DIRECTIONS FOR THIS TASK
Update the lines of the listing below by replacing "Send message" with "Message" and leaving everything else unchanged. Begin at the line that has "friend-avatar[interactable] (148, 653, 198, 703)", stop after the line that has "favorites-star-icon[interactable]: ★ (9, 92, 23, 112)", and return only those lines.

Saved data entries
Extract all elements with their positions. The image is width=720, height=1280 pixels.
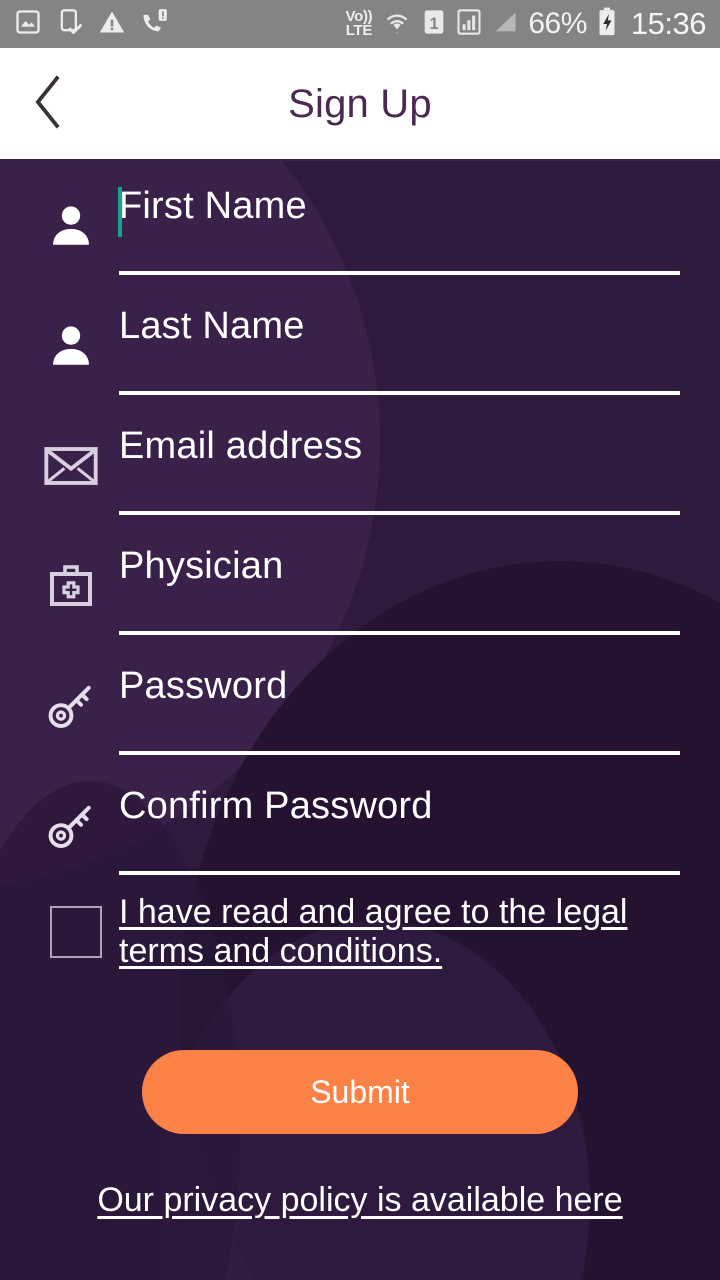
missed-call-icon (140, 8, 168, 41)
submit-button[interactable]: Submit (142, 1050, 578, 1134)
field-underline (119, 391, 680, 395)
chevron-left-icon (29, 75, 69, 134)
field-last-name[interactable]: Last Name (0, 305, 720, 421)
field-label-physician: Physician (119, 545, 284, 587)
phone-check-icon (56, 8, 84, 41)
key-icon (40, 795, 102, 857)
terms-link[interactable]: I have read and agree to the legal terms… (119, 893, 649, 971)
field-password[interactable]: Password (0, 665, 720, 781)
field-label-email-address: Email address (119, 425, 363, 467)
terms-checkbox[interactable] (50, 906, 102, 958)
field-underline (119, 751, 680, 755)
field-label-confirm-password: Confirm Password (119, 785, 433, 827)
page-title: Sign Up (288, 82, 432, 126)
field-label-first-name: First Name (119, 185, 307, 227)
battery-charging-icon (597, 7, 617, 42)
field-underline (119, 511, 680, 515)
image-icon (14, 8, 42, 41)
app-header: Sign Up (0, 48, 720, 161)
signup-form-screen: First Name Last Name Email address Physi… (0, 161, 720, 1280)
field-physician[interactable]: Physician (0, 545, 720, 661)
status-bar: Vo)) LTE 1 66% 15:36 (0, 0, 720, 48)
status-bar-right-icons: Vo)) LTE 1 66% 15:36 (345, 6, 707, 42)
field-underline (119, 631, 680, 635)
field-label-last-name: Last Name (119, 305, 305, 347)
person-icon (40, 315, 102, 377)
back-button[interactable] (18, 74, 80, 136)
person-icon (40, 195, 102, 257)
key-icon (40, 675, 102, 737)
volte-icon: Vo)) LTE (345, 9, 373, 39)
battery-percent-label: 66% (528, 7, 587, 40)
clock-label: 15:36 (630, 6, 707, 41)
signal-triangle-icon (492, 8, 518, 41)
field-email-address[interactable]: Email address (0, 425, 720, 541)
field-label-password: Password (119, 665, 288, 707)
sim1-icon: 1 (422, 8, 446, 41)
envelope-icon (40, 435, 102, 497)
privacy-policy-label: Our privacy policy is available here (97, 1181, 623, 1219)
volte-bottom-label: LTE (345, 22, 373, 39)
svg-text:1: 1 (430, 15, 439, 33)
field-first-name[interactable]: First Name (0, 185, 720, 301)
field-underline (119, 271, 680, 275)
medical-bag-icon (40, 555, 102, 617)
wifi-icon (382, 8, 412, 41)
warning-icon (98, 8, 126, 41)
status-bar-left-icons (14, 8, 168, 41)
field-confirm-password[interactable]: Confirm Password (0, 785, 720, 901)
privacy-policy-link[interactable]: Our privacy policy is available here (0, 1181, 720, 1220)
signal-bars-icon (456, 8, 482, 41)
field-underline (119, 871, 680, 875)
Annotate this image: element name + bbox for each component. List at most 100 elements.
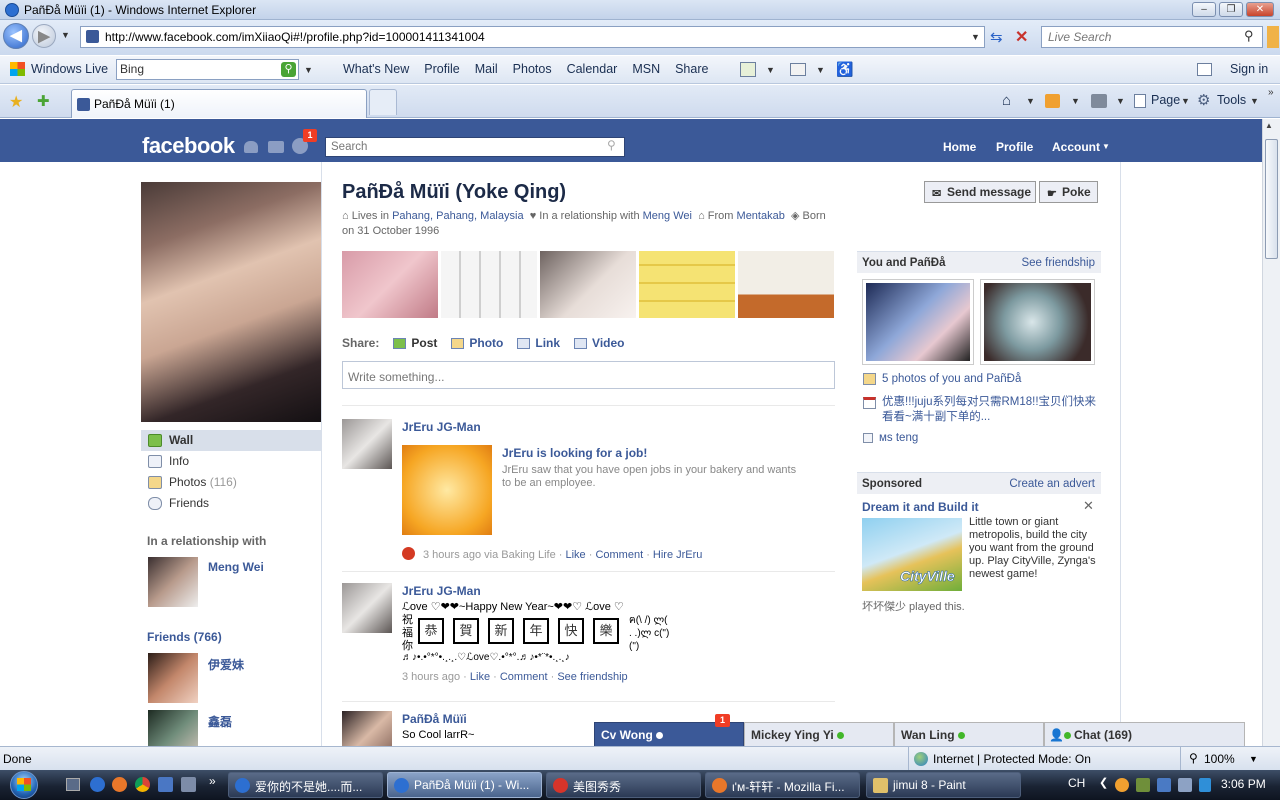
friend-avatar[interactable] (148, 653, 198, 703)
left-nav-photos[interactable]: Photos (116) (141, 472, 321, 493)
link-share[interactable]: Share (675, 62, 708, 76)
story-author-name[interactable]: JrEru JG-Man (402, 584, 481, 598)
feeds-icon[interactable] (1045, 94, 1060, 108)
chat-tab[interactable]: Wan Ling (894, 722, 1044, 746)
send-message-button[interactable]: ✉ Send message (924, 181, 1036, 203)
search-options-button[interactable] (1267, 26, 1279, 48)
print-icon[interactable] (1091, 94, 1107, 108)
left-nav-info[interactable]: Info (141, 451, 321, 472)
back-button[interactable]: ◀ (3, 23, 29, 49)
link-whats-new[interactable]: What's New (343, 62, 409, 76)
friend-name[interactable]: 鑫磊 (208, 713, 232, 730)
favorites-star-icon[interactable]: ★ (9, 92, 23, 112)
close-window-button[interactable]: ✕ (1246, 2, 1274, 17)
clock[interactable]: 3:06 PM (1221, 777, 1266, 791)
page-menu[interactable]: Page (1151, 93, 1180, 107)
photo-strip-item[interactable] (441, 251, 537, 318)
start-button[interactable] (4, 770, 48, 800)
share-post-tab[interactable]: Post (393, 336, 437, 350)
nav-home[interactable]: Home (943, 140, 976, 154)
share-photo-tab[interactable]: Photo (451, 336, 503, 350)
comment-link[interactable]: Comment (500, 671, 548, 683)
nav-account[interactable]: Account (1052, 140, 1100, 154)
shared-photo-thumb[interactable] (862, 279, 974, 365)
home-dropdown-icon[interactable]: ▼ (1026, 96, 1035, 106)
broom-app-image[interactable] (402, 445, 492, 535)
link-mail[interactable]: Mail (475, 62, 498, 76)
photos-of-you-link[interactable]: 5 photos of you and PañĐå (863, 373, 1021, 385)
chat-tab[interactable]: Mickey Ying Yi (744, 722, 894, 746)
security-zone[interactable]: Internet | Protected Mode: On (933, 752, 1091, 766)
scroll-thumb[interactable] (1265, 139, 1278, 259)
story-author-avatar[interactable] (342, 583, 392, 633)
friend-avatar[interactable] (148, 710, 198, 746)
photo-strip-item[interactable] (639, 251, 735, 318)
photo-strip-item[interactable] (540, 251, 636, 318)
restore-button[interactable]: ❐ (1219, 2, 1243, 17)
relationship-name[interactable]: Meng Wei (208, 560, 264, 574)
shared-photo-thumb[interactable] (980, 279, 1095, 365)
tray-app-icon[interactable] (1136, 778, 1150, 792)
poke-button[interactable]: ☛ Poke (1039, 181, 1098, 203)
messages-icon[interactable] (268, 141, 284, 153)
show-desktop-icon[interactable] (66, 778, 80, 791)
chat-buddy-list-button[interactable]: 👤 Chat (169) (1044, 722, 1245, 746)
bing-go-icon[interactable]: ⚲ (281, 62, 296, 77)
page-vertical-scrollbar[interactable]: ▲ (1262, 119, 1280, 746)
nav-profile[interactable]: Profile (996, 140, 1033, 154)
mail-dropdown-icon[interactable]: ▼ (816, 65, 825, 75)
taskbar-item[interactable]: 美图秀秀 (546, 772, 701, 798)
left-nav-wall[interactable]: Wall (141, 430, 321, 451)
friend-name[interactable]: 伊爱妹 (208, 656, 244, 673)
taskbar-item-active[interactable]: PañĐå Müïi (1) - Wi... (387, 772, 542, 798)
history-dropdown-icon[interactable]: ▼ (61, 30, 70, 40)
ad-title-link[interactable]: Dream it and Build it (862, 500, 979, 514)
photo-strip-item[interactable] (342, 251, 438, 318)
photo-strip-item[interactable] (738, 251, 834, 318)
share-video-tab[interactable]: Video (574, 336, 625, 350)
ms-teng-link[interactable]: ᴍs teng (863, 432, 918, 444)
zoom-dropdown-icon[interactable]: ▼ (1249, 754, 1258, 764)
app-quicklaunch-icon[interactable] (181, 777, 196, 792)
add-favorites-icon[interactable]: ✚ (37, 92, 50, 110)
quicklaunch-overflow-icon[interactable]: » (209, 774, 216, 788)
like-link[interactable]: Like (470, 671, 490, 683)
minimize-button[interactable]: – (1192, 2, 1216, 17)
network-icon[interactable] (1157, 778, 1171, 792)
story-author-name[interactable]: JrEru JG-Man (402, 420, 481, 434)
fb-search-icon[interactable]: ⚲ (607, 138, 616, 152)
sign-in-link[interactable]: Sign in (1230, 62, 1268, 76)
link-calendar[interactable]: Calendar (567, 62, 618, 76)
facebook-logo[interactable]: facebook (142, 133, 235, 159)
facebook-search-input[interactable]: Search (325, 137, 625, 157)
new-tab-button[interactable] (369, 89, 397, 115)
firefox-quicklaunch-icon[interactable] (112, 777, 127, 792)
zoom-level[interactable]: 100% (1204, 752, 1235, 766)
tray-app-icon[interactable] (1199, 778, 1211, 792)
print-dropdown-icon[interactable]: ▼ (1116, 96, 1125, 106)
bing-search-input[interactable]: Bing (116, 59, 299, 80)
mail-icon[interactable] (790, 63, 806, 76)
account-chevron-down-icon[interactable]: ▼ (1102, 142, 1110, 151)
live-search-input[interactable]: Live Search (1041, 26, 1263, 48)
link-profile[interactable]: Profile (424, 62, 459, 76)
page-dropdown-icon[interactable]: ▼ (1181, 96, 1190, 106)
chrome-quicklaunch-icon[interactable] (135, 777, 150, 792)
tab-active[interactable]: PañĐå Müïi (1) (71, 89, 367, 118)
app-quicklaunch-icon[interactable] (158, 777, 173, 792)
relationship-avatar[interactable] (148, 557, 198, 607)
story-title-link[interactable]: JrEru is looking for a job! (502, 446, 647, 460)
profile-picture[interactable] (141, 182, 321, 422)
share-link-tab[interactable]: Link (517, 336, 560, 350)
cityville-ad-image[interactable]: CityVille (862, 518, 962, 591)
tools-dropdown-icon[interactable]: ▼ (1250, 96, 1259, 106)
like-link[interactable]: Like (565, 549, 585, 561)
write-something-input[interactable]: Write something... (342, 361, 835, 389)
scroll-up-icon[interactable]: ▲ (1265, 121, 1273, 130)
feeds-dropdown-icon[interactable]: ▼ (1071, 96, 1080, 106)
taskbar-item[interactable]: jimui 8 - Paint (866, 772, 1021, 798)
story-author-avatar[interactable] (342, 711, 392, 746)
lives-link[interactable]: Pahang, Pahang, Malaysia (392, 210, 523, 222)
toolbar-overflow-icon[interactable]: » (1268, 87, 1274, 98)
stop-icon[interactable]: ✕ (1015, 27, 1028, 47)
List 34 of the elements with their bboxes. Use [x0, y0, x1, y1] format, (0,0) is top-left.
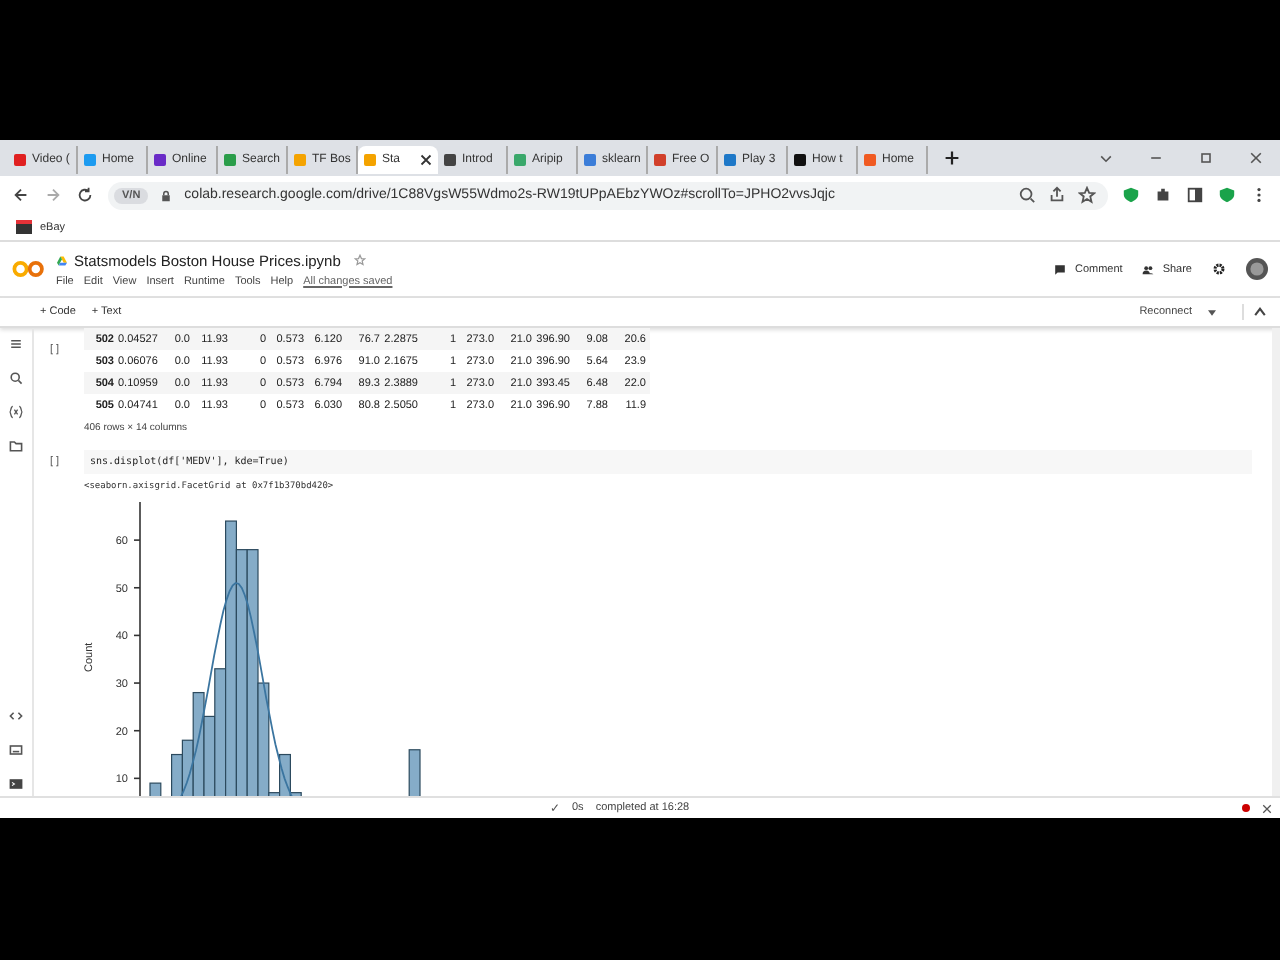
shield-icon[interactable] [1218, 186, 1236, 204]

SOLUTION FOR THIS EXERCISE
friend-avatar[interactable] (148, 653, 198, 703)
left-nav-photos[interactable]: Photos (116) (141, 472, 321, 493)
link-share[interactable]: Share (675, 62, 708, 76)
story-author-name[interactable]: JrEru JG-Man (402, 584, 481, 598)
feeds-icon[interactable] (1045, 94, 1060, 108)
chat-tab[interactable]: Wan Ling (894, 722, 1044, 746)
send-message-button[interactable]: ✉ Message (924, 181, 1036, 203)
search-options-button[interactable] (1267, 26, 1279, 48)
print-icon[interactable] (1091, 94, 1107, 108)
left-nav-info[interactable]: Info (141, 451, 321, 472)
back-button[interactable]: ◀ (3, 23, 29, 49)
link-whats-new[interactable]: What's New (343, 62, 409, 76)
friend-name[interactable]: 鑫磊 (208, 713, 232, 730)
favorites-star-icon[interactable]: ★ (9, 92, 23, 112)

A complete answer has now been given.